- [Given exercise]: Reproduce the entries exactly.

- [Figure contents as structured data]:
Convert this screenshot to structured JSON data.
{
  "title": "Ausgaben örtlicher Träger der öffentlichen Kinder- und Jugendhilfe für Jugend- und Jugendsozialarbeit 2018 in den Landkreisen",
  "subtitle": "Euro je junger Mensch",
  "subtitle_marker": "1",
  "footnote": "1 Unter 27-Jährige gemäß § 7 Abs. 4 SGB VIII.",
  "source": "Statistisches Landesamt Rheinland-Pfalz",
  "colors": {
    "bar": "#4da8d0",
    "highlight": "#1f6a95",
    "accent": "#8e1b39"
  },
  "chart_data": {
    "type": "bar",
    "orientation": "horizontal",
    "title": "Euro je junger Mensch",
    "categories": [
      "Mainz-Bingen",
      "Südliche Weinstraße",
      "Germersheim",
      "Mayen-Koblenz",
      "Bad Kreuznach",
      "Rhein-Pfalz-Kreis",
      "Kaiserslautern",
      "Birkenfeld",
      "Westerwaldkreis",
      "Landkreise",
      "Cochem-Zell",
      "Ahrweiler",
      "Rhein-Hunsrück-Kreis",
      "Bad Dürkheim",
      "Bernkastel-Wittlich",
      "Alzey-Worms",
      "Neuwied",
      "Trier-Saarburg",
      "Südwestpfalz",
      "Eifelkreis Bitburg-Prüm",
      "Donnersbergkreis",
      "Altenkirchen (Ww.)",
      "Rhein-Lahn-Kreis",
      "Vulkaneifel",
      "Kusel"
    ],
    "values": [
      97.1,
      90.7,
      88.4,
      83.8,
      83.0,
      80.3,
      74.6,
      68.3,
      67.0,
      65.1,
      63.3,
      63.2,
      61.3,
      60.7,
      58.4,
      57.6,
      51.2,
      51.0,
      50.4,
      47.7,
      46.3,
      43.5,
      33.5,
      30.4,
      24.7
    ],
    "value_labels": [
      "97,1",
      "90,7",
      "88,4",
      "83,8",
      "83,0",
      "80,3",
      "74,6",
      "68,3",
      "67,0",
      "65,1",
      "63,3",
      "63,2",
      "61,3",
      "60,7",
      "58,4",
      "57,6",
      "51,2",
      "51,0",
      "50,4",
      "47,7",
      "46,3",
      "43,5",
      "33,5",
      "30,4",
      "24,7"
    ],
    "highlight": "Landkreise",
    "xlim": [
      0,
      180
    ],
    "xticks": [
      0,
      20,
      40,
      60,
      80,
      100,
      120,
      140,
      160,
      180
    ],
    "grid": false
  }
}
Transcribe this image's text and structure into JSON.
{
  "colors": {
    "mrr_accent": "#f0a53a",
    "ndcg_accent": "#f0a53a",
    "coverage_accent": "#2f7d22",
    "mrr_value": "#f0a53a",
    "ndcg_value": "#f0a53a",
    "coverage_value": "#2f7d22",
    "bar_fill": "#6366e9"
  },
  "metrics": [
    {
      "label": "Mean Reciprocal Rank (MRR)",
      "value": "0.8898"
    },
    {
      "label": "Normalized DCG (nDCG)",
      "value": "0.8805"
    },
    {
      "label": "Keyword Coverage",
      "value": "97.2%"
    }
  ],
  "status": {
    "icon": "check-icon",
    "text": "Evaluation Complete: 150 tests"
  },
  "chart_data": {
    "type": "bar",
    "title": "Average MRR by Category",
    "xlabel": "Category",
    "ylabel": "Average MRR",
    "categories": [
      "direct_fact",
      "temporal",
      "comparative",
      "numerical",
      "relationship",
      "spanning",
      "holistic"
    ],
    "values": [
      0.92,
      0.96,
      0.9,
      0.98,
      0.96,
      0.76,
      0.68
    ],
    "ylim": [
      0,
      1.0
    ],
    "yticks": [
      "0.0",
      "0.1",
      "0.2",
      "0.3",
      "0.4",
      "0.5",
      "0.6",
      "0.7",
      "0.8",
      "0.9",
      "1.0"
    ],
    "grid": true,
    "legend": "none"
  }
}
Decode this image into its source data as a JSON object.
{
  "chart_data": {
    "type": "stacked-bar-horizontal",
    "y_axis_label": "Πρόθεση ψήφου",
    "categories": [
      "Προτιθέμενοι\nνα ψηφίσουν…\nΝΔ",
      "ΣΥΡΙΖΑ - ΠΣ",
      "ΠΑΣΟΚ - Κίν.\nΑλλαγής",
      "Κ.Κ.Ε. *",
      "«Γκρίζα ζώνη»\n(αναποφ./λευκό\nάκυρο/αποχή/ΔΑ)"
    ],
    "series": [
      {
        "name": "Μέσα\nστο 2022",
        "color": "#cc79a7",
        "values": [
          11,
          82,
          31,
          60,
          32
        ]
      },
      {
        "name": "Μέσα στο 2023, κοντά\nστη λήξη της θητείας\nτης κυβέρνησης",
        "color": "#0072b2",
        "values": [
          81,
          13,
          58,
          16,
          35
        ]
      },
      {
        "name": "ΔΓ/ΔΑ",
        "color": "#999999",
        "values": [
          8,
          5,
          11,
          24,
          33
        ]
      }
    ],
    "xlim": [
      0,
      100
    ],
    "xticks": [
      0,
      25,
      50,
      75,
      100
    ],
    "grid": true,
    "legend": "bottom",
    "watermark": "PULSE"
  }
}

- [Full solution]:
Convert this screenshot to structured JSON data.
{
  "title": "Ausgaben örtlicher Träger der öffentlichen Kinder- und Jugendhilfe für Jugend- und Jugendsozialarbeit 2018 in den Landkreisen",
  "subtitle": "Euro je junger Mensch",
  "subtitle_marker": "1",
  "footnote": "1 Unter 27-Jährige gemäß § 7 Abs. 4 SGB VIII.",
  "source": "Statistisches Landesamt Rheinland-Pfalz",
  "colors": {
    "bar": "#4da8d0",
    "highlight": "#1f6a95",
    "accent": "#8e1b39"
  },
  "chart_data": {
    "type": "bar",
    "orientation": "horizontal",
    "title": "Euro je junger Mensch",
    "categories": [
      "Mainz-Bingen",
      "Südliche Weinstraße",
      "Germersheim",
      "Mayen-Koblenz",
      "Bad Kreuznach",
      "Rhein-Pfalz-Kreis",
      "Kaiserslautern",
      "Birkenfeld",
      "Westerwaldkreis",
      "Landkreise",
      "Cochem-Zell",
      "Ahrweiler",
      "Rhein-Hunsrück-Kreis",
      "Bad Dürkheim",
      "Bernkastel-Wittlich",
      "Alzey-Worms",
      "Neuwied",
      "Trier-Saarburg",
      "Südwestpfalz",
      "Eifelkreis Bitburg-Prüm",
      "Donnersbergkreis",
      "Altenkirchen (Ww.)",
      "Rhein-Lahn-Kreis",
      "Vulkaneifel",
      "Kusel"
    ],
    "values": [
      97.1,
      90.7,
      88.4,
      83.8,
      83.0,
      80.3,
      74.6,
      68.3,
      67.0,
      65.1,
      63.3,
      63.2,
      61.3,
      60.7,
      58.4,
      57.6,
      51.2,
      51.0,
      50.4,
      47.7,
      46.3,
      43.5,
      33.5,
      30.4,
      24.7
    ],
    "value_labels": [
      "97,1",
      "90,7",
      "88,4",
      "83,8",
      "83,0",
      "80,3",
      "74,6",
      "68,3",
      "67,0",
      "65,1",
      "63,3",
      "63,2",
      "61,3",
      "60,7",
      "58,4",
      "57,6",
      "51,2",
      "51,0",
      "50,4",
      "47,7",
      "46,3",
      "43,5",
      "33,5",
      "30,4",
      "24,7"
    ],
    "highlight": "Landkreise",
    "xlim": [
      0,
      180
    ],
    "xticks": [
      0,
      20,
      40,
      60,
      80,
      100,
      120,
      140,
      160,
      180
    ],
    "grid": false
  }
}
Transcribe this image's text and structure into JSON.
{
  "colors": {
    "mrr_accent": "#f0a53a",
    "ndcg_accent": "#f0a53a",
    "coverage_accent": "#2f7d22",
    "mrr_value": "#f0a53a",
    "ndcg_value": "#f0a53a",
    "coverage_value": "#2f7d22",
    "bar_fill": "#6366e9"
  },
  "metrics": [
    {
      "label": "Mean Reciprocal Rank (MRR)",
      "value": "0.8898"
    },
    {
      "label": "Normalized DCG (nDCG)",
      "value": "0.8805"
    },
    {
      "label": "Keyword Coverage",
      "value": "97.2%"
    }
  ],
  "status": {
    "icon": "check-icon",
    "text": "Evaluation Complete: 150 tests"
  },
  "chart_data": {
    "type": "bar",
    "title": "Average MRR by Category",
    "xlabel": "Category",
    "ylabel": "Average MRR",
    "categories": [
      "direct_fact",
      "temporal",
      "comparative",
      "numerical",
      "relationship",
      "spanning",
      "holistic"
    ],
    "values": [
      0.92,
      0.96,
      0.9,
      0.98,
      0.96,
      0.76,
      0.68
    ],
    "ylim": [
      0,
      1.0
    ],
    "yticks": [
      "0.0",
      "0.1",
      "0.2",
      "0.3",
      "0.4",
      "0.5",
      "0.6",
      "0.7",
      "0.8",
      "0.9",
      "1.0"
    ],
    "grid": true,
    "legend": "none"
  }
}
Decode this image into its source data as a JSON object.
{
  "chart_data": {
    "type": "stacked-bar-horizontal",
    "y_axis_label": "Πρόθεση ψήφου",
    "categories": [
      "Προτιθέμενοι\nνα ψηφίσουν…\nΝΔ",
      "ΣΥΡΙΖΑ - ΠΣ",
      "ΠΑΣΟΚ - Κίν.\nΑλλαγής",
      "Κ.Κ.Ε. *",
      "«Γκρίζα ζώνη»\n(αναποφ./λευκό\nάκυρο/αποχή/ΔΑ)"
    ],
    "series": [
      {
        "name": "Μέσα\nστο 2022",
        "color": "#cc79a7",
        "values": [
          11,
          82,
          31,
          60,
          32
        ]
      },
      {
        "name": "Μέσα στο 2023, κοντά\nστη λήξη της θητείας\nτης κυβέρνησης",
        "color": "#0072b2",
        "values": [
          81,
          13,
          58,
          16,
          35
        ]
      },
      {
        "name": "ΔΓ/ΔΑ",
        "color": "#999999",
        "values": [
          8,
          5,
          11,
          24,
          33
        ]
      }
    ],
    "xlim": [
      0,
      100
    ],
    "xticks": [
      0,
      25,
      50,
      75,
      100
    ],
    "grid": true,
    "legend": "bottom",
    "watermark": "PULSE"
  }
}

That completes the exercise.